STATED TASK 1
Can you copy the listing word for word, starting with its first line and going on through the line containing "app-subtitle: システム [93, 11, 137, 24]", with both of those lines included?

SOURCE EXCERPT
## begin

Newdow vs. the Pledge of Allegiance

On Jefferson, Diderot and the Political Use of God

By GARY LEUPP

The legitimate powers of government extend to such acts only as are injurious to others. But it does me no injury for my neighbor to say there are twenty gods, or no god. It neither picks my pocket nor breaks my leg.

Thomas Jefferson, 1782

Question with boldness even the existence of a god; because if there be one he must approve of the homage of reason more than that of blindfolded fear.

Thomas Jefferson, 1787

Because religious belief, or non-belief, is such an important part of every person's life, freedom of religion affects every individual. State churches that use government power to support themselves and force their views on persons of other faiths undermine all our civil rights Erecting the "wall of separation between church and state," therefore, is absolutely essential in a free society.

## end

DATA TO USE

## begin

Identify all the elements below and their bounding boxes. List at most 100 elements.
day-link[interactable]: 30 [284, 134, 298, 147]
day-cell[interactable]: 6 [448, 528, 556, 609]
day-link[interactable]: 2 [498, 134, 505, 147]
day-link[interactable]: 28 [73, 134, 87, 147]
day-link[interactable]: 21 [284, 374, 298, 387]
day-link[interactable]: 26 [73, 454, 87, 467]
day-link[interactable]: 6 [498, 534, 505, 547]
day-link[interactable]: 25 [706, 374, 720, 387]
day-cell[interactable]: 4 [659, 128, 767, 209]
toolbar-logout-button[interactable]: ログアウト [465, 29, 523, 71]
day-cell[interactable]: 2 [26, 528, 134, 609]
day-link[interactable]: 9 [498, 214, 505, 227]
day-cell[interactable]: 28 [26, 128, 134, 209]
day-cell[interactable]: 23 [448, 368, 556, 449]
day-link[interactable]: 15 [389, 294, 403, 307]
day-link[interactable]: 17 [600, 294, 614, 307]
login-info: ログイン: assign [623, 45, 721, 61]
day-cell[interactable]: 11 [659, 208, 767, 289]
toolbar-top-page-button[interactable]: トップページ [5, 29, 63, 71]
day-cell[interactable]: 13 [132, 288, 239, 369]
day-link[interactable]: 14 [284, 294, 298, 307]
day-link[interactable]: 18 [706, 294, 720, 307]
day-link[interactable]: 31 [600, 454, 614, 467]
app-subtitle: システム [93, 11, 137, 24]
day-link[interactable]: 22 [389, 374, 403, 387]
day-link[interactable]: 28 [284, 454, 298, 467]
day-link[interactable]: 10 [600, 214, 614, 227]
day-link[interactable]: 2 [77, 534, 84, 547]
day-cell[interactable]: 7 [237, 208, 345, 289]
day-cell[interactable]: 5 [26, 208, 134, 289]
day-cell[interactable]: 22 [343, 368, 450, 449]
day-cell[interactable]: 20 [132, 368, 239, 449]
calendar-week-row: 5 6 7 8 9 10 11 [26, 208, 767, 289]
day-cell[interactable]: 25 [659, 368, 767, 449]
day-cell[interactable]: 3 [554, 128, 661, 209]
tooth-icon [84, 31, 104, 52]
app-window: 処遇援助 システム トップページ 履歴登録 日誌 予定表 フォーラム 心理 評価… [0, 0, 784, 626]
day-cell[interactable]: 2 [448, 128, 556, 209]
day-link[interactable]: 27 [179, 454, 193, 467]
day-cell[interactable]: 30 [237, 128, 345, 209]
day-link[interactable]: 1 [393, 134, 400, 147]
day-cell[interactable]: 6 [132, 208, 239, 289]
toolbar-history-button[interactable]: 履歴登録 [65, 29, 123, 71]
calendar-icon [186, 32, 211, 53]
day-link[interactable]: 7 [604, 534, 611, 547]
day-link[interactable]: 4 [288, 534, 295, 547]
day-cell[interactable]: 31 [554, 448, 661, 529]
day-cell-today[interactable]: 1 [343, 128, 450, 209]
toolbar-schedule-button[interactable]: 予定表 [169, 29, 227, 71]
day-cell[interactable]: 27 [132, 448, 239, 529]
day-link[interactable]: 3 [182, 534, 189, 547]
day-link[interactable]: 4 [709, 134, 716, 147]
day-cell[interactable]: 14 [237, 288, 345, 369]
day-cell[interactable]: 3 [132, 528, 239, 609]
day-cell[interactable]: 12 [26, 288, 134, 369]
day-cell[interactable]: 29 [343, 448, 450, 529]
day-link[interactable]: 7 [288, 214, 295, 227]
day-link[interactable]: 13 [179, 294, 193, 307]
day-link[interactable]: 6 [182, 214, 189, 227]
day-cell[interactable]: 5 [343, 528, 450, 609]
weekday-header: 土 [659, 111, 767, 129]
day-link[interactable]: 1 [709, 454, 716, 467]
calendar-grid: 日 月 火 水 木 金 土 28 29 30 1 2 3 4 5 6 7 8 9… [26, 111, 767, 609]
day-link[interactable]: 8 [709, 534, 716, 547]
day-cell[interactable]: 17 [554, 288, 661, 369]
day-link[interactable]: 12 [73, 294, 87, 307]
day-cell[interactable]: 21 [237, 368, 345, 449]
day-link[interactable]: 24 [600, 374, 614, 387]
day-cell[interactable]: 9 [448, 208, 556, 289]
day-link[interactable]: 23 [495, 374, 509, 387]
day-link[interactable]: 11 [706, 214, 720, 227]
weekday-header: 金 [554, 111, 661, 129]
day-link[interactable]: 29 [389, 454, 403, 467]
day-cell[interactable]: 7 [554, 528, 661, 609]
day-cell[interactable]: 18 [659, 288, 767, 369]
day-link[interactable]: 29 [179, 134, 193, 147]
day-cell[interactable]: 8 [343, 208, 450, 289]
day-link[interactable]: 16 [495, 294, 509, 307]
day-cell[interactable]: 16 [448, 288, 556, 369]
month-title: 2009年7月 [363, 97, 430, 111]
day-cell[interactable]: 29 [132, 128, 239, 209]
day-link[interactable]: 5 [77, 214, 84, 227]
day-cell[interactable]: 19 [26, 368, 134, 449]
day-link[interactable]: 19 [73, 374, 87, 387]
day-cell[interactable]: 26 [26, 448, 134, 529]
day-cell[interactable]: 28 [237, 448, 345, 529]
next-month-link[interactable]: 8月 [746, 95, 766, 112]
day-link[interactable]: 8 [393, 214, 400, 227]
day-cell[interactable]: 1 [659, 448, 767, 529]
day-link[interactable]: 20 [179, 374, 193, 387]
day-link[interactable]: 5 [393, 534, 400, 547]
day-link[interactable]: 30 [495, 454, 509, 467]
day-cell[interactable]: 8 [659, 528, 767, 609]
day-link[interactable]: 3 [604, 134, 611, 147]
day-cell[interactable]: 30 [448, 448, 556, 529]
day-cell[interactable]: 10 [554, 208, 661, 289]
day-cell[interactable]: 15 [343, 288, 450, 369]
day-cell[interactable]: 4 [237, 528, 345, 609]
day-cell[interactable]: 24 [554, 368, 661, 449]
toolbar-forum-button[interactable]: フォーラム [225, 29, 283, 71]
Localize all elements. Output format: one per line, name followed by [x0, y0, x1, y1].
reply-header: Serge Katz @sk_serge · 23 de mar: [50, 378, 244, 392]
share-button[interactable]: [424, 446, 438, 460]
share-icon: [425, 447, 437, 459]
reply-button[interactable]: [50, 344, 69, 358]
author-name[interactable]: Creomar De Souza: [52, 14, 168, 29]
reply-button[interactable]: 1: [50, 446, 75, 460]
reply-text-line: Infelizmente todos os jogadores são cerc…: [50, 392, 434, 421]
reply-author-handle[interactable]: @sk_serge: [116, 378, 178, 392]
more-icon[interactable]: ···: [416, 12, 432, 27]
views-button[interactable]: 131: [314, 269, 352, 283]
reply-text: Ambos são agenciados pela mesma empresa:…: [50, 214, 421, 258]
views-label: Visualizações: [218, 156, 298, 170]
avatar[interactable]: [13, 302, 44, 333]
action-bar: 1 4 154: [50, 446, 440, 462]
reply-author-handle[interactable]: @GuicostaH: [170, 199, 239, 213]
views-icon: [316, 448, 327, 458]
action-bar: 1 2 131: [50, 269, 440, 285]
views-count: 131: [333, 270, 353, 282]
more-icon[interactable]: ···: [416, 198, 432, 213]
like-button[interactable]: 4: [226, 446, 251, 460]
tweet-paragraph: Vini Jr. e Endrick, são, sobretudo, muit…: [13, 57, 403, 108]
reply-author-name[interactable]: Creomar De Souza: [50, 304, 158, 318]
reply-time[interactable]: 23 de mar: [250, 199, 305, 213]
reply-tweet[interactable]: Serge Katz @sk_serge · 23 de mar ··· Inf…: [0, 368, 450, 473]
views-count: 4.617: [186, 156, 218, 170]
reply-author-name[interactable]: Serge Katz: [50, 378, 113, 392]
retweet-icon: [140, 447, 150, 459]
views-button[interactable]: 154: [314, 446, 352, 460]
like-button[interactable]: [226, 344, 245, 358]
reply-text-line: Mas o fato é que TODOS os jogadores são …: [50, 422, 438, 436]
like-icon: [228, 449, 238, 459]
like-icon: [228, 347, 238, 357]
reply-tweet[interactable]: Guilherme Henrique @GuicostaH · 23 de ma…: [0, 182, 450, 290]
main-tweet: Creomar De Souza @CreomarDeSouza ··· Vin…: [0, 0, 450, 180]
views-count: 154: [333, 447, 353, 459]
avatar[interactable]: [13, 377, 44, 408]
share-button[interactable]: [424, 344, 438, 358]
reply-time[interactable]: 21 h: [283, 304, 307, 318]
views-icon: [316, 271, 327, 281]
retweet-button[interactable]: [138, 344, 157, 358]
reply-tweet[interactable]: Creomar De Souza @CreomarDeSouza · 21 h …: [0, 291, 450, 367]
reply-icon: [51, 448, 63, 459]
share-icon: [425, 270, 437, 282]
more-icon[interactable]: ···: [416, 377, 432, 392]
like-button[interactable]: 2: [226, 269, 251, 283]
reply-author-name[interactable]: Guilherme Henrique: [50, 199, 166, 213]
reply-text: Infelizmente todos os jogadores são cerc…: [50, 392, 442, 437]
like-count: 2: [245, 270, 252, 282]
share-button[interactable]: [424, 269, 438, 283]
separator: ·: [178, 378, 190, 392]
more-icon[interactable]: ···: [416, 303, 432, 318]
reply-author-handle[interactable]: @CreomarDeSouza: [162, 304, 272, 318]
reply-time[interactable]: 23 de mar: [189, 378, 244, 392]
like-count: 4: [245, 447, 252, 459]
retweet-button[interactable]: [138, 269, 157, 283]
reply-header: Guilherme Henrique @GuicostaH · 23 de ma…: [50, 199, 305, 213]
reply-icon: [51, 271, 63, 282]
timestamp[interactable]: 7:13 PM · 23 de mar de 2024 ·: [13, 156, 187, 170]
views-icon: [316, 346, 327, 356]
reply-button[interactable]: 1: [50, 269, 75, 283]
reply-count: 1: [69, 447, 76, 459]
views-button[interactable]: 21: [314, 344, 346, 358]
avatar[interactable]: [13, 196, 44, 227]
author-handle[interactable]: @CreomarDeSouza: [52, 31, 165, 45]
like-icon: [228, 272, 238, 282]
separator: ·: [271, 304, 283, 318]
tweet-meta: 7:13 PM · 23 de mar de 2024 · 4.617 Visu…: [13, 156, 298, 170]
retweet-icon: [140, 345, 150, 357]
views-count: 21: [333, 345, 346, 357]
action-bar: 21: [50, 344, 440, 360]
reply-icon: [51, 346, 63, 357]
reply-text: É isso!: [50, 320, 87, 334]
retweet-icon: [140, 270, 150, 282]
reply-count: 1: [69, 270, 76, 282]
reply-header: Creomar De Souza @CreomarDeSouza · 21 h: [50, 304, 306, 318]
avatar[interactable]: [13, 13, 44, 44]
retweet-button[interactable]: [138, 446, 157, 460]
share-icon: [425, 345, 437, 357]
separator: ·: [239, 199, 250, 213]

## end

STATED TASK 2
Do these statements agree with the passage on Jefferson and religious freedom? Answer yes or no for each, and quote the words from the passage that decide it.
(a) The 1782 quotation says a neighbor who claims there are twenty gods does no injury.
(b) The 1787 quotation urges caution before questioning the existence of a god.
(c) The closing paragraph calls the wall of separation between church and state optional in a free society.

FINAL ANSWER 1
Identify all the elements below and their bounding boxes. List at most 100 elements.
day-link[interactable]: 30 [284, 134, 298, 147]
day-cell[interactable]: 6 [448, 528, 556, 609]
day-link[interactable]: 2 [498, 134, 505, 147]
day-link[interactable]: 28 [73, 134, 87, 147]
day-link[interactable]: 21 [284, 374, 298, 387]
day-link[interactable]: 26 [73, 454, 87, 467]
day-link[interactable]: 6 [498, 534, 505, 547]
day-link[interactable]: 25 [706, 374, 720, 387]
day-cell[interactable]: 4 [659, 128, 767, 209]
toolbar-logout-button[interactable]: ログアウト [465, 29, 523, 71]
day-cell[interactable]: 2 [26, 528, 134, 609]
day-link[interactable]: 9 [498, 214, 505, 227]
day-cell[interactable]: 28 [26, 128, 134, 209]
day-cell[interactable]: 23 [448, 368, 556, 449]
day-link[interactable]: 15 [389, 294, 403, 307]
day-link[interactable]: 17 [600, 294, 614, 307]
login-info: ログイン: assign [623, 45, 721, 61]
day-cell[interactable]: 11 [659, 208, 767, 289]
toolbar-top-page-button[interactable]: トップページ [5, 29, 63, 71]
day-cell[interactable]: 13 [132, 288, 239, 369]
day-link[interactable]: 14 [284, 294, 298, 307]
day-link[interactable]: 18 [706, 294, 720, 307]
day-link[interactable]: 31 [600, 454, 614, 467]
app-subtitle: システム [93, 11, 137, 24]

FINAL ANSWER 2
(a) Yes: "But it does me no injury for my neighbor to say there are twenty gods, or no god."
(b) No: "Question with boldness even the existence of a god"
(c) No: "is absolutely essential in a free society."